Instructions to follow:
Reproduce all of the material exactly as shown.

Listing:
════════════════

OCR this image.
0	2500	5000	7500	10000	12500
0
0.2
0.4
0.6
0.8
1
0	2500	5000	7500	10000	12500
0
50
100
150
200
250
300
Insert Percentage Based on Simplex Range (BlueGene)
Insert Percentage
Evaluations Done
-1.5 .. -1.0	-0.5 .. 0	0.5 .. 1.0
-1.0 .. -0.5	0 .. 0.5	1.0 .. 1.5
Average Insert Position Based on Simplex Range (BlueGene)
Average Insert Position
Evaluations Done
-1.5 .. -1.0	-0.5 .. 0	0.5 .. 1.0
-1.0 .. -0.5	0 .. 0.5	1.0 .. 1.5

════════════════

Solution:
OCR this image.
0	2500	5000	7500	10000	12500
0
0.2
0.4
0.6
0.8
1
0	2500	5000	7500	10000	12500
0
50
100
150
200
250
300
Insert Percentage Based on Simplex Range (BlueGene)
Insert Percentage
Evaluations Done
-1.5 .. -1.0	-0.5 .. 0	0.5 .. 1.0
-1.0 .. -0.5	0 .. 0.5	1.0 .. 1.5
Average Insert Position Based on Simplex Range (BlueGene)
Average Insert Position
Evaluations Done
-1.5 .. -1.0	-0.5 .. 0	0.5 .. 1.0
-1.0 .. -0.5	0 .. 0.5	1.0 .. 1.5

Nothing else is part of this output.